INSTRUCTIONS TO FOLLOW = Copy each line exactly.

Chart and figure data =

--- --- ---

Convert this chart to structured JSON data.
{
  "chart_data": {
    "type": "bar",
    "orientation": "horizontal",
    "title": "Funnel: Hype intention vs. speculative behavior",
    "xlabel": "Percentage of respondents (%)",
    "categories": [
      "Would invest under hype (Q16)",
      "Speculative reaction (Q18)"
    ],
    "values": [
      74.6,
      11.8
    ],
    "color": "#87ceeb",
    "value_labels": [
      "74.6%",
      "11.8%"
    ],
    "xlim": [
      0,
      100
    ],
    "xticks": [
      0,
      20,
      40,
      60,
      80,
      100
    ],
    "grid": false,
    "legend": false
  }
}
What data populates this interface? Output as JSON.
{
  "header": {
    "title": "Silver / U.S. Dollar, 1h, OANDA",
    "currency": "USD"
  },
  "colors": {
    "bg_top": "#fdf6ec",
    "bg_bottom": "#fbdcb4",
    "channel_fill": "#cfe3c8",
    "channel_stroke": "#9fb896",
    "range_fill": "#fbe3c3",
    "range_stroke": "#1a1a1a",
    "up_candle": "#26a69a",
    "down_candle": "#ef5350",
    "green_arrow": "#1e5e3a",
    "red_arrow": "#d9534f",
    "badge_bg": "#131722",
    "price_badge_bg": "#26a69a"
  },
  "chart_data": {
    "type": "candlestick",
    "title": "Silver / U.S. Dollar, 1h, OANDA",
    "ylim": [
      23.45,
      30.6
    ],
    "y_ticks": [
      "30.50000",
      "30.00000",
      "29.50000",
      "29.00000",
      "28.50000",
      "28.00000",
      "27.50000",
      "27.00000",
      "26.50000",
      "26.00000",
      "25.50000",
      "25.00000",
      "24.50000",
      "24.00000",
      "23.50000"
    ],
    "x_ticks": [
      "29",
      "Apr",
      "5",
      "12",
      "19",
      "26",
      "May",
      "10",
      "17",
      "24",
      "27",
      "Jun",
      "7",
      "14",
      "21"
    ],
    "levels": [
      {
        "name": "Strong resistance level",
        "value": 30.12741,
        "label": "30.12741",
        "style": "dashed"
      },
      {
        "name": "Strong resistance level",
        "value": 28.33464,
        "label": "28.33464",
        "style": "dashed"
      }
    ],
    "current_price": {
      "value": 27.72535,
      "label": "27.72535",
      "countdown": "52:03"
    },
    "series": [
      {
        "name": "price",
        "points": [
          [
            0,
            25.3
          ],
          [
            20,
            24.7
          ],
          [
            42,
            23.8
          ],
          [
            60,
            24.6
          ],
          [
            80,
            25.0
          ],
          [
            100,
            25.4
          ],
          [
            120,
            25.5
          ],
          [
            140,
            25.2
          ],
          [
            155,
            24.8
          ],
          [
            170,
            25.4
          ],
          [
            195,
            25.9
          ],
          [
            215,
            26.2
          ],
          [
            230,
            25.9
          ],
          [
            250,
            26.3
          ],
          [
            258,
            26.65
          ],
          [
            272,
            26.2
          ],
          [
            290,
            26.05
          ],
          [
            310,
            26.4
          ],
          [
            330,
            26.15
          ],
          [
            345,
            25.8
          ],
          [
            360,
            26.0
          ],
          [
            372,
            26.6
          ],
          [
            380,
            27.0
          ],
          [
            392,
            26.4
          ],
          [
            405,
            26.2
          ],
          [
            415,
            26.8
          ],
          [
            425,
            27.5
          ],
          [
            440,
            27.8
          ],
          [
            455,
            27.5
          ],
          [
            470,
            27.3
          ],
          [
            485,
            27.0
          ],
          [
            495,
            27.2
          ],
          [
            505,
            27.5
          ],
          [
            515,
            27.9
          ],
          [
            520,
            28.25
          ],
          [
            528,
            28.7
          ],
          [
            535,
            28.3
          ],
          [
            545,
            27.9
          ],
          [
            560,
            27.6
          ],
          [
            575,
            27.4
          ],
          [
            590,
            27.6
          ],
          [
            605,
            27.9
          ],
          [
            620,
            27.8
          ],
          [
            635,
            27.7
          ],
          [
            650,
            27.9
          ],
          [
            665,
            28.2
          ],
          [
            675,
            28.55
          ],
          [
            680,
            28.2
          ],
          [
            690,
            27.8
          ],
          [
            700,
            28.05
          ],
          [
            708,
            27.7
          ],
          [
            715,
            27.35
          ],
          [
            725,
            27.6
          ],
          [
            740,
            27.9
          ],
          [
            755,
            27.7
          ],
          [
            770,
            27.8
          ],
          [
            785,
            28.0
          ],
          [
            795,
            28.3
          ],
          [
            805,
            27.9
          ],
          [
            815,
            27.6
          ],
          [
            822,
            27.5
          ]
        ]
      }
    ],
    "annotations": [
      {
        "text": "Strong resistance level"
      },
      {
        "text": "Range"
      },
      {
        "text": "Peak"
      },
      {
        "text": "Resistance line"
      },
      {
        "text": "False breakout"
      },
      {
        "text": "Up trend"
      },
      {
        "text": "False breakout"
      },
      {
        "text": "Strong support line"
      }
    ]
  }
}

--- --- ---

WRITTEN ANSWER =
Convert this chart to structured JSON data.
{
  "chart_data": {
    "type": "bar",
    "orientation": "horizontal",
    "title": "Funnel: Hype intention vs. speculative behavior",
    "xlabel": "Percentage of respondents (%)",
    "categories": [
      "Would invest under hype (Q16)",
      "Speculative reaction (Q18)"
    ],
    "values": [
      74.6,
      11.8
    ],
    "color": "#87ceeb",
    "value_labels": [
      "74.6%",
      "11.8%"
    ],
    "xlim": [
      0,
      100
    ],
    "xticks": [
      0,
      20,
      40,
      60,
      80,
      100
    ],
    "grid": false,
    "legend": false
  }
}
What data populates this interface? Output as JSON.
{
  "header": {
    "title": "Silver / U.S. Dollar, 1h, OANDA",
    "currency": "USD"
  },
  "colors": {
    "bg_top": "#fdf6ec",
    "bg_bottom": "#fbdcb4",
    "channel_fill": "#cfe3c8",
    "channel_stroke": "#9fb896",
    "range_fill": "#fbe3c3",
    "range_stroke": "#1a1a1a",
    "up_candle": "#26a69a",
    "down_candle": "#ef5350",
    "green_arrow": "#1e5e3a",
    "red_arrow": "#d9534f",
    "badge_bg": "#131722",
    "price_badge_bg": "#26a69a"
  },
  "chart_data": {
    "type": "candlestick",
    "title": "Silver / U.S. Dollar, 1h, OANDA",
    "ylim": [
      23.45,
      30.6
    ],
    "y_ticks": [
      "30.50000",
      "30.00000",
      "29.50000",
      "29.00000",
      "28.50000",
      "28.00000",
      "27.50000",
      "27.00000",
      "26.50000",
      "26.00000",
      "25.50000",
      "25.00000",
      "24.50000",
      "24.00000",
      "23.50000"
    ],
    "x_ticks": [
      "29",
      "Apr",
      "5",
      "12",
      "19",
      "26",
      "May",
      "10",
      "17",
      "24",
      "27",
      "Jun",
      "7",
      "14",
      "21"
    ],
    "levels": [
      {
        "name": "Strong resistance level",
        "value": 30.12741,
        "label": "30.12741",
        "style": "dashed"
      },
      {
        "name": "Strong resistance level",
        "value": 28.33464,
        "label": "28.33464",
        "style": "dashed"
      }
    ],
    "current_price": {
      "value": 27.72535,
      "label": "27.72535",
      "countdown": "52:03"
    },
    "series": [
      {
        "name": "price",
        "points": [
          [
            0,
            25.3
          ],
          [
            20,
            24.7
          ],
          [
            42,
            23.8
          ],
          [
            60,
            24.6
          ],
          [
            80,
            25.0
          ],
          [
            100,
            25.4
          ],
          [
            120,
            25.5
          ],
          [
            140,
            25.2
          ],
          [
            155,
            24.8
          ],
          [
            170,
            25.4
          ],
          [
            195,
            25.9
          ],
          [
            215,
            26.2
          ],
          [
            230,
            25.9
          ],
          [
            250,
            26.3
          ],
          [
            258,
            26.65
          ],
          [
            272,
            26.2
          ],
          [
            290,
            26.05
          ],
          [
            310,
            26.4
          ],
          [
            330,
            26.15
          ],
          [
            345,
            25.8
          ],
          [
            360,
            26.0
          ],
          [
            372,
            26.6
          ],
          [
            380,
            27.0
          ],
          [
            392,
            26.4
          ],
          [
            405,
            26.2
          ],
          [
            415,
            26.8
          ],
          [
            425,
            27.5
          ],
          [
            440,
            27.8
          ],
          [
            455,
            27.5
          ],
          [
            470,
            27.3
          ],
          [
            485,
            27.0
          ],
          [
            495,
            27.2
          ],
          [
            505,
            27.5
          ],
          [
            515,
            27.9
          ],
          [
            520,
            28.25
          ],
          [
            528,
            28.7
          ],
          [
            535,
            28.3
          ],
          [
            545,
            27.9
          ],
          [
            560,
            27.6
          ],
          [
            575,
            27.4
          ],
          [
            590,
            27.6
          ],
          [
            605,
            27.9
          ],
          [
            620,
            27.8
          ],
          [
            635,
            27.7
          ],
          [
            650,
            27.9
          ],
          [
            665,
            28.2
          ],
          [
            675,
            28.55
          ],
          [
            680,
            28.2
          ],
          [
            690,
            27.8
          ],
          [
            700,
            28.05
          ],
          [
            708,
            27.7
          ],
          [
            715,
            27.35
          ],
          [
            725,
            27.6
          ],
          [
            740,
            27.9
          ],
          [
            755,
            27.7
          ],
          [
            770,
            27.8
          ],
          [
            785,
            28.0
          ],
          [
            795,
            28.3
          ],
          [
            805,
            27.9
          ],
          [
            815,
            27.6
          ],
          [
            822,
            27.5
          ]
        ]
      }
    ],
    "annotations": [
      {
        "text": "Strong resistance level"
      },
      {
        "text": "Range"
      },
      {
        "text": "Peak"
      },
      {
        "text": "Resistance line"
      },
      {
        "text": "False breakout"
      },
      {
        "text": "Up trend"
      },
      {
        "text": "False breakout"
      },
      {
        "text": "Strong support line"
      }
    ]
  }
}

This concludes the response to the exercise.